Print all of the data exactly.

_____

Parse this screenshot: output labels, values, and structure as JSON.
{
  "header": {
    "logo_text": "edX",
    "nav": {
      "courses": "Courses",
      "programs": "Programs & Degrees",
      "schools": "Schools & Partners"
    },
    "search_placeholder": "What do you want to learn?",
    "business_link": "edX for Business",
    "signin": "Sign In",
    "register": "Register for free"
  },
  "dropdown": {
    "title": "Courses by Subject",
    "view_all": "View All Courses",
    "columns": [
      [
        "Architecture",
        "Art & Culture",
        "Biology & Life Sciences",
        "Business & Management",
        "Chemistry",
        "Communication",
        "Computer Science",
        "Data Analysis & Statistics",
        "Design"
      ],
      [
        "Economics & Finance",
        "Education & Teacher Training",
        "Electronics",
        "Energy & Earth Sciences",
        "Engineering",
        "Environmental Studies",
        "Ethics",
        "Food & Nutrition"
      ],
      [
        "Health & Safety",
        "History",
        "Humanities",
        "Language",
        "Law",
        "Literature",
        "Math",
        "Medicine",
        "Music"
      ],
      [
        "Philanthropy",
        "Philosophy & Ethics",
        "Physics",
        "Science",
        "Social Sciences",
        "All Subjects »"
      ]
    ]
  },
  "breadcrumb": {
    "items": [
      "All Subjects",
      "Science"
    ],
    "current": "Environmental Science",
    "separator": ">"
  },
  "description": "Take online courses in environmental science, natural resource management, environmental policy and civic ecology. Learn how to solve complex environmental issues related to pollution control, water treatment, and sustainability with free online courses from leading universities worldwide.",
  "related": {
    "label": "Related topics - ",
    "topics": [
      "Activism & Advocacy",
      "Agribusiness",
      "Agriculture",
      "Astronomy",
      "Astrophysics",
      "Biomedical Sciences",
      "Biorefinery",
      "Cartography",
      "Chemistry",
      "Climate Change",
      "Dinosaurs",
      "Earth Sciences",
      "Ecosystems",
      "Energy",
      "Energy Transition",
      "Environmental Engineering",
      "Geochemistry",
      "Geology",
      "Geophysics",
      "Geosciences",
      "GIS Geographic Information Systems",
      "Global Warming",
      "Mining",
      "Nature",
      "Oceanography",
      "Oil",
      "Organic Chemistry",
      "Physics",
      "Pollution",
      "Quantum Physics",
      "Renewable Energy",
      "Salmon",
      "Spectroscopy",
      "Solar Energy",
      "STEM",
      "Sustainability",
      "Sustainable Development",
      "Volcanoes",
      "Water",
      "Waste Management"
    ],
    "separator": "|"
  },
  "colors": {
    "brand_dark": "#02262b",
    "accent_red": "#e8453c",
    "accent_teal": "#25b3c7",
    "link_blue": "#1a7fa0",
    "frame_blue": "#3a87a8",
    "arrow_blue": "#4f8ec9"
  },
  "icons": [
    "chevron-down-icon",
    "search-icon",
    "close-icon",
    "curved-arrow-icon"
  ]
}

_____

● Full output:
Parse this screenshot: output labels, values, and structure as JSON.
{
  "header": {
    "logo_text": "edX",
    "nav": {
      "courses": "Courses",
      "programs": "Programs & Degrees",
      "schools": "Schools & Partners"
    },
    "search_placeholder": "What do you want to learn?",
    "business_link": "edX for Business",
    "signin": "Sign In",
    "register": "Register for free"
  },
  "dropdown": {
    "title": "Courses by Subject",
    "view_all": "View All Courses",
    "columns": [
      [
        "Architecture",
        "Art & Culture",
        "Biology & Life Sciences",
        "Business & Management",
        "Chemistry",
        "Communication",
        "Computer Science",
        "Data Analysis & Statistics",
        "Design"
      ],
      [
        "Economics & Finance",
        "Education & Teacher Training",
        "Electronics",
        "Energy & Earth Sciences",
        "Engineering",
        "Environmental Studies",
        "Ethics",
        "Food & Nutrition"
      ],
      [
        "Health & Safety",
        "History",
        "Humanities",
        "Language",
        "Law",
        "Literature",
        "Math",
        "Medicine",
        "Music"
      ],
      [
        "Philanthropy",
        "Philosophy & Ethics",
        "Physics",
        "Science",
        "Social Sciences",
        "All Subjects »"
      ]
    ]
  },
  "breadcrumb": {
    "items": [
      "All Subjects",
      "Science"
    ],
    "current": "Environmental Science",
    "separator": ">"
  },
  "description": "Take online courses in environmental science, natural resource management, environmental policy and civic ecology. Learn how to solve complex environmental issues related to pollution control, water treatment, and sustainability with free online courses from leading universities worldwide.",
  "related": {
    "label": "Related topics - ",
    "topics": [
      "Activism & Advocacy",
      "Agribusiness",
      "Agriculture",
      "Astronomy",
      "Astrophysics",
      "Biomedical Sciences",
      "Biorefinery",
      "Cartography",
      "Chemistry",
      "Climate Change",
      "Dinosaurs",
      "Earth Sciences",
      "Ecosystems",
      "Energy",
      "Energy Transition",
      "Environmental Engineering",
      "Geochemistry",
      "Geology",
      "Geophysics",
      "Geosciences",
      "GIS Geographic Information Systems",
      "Global Warming",
      "Mining",
      "Nature",
      "Oceanography",
      "Oil",
      "Organic Chemistry",
      "Physics",
      "Pollution",
      "Quantum Physics",
      "Renewable Energy",
      "Salmon",
      "Spectroscopy",
      "Solar Energy",
      "STEM",
      "Sustainability",
      "Sustainable Development",
      "Volcanoes",
      "Water",
      "Waste Management"
    ],
    "separator": "|"
  },
  "colors": {
    "brand_dark": "#02262b",
    "accent_red": "#e8453c",
    "accent_teal": "#25b3c7",
    "link_blue": "#1a7fa0",
    "frame_blue": "#3a87a8",
    "arrow_blue": "#4f8ec9"
  },
  "icons": [
    "chevron-down-icon",
    "search-icon",
    "close-icon",
    "curved-arrow-icon"
  ]
}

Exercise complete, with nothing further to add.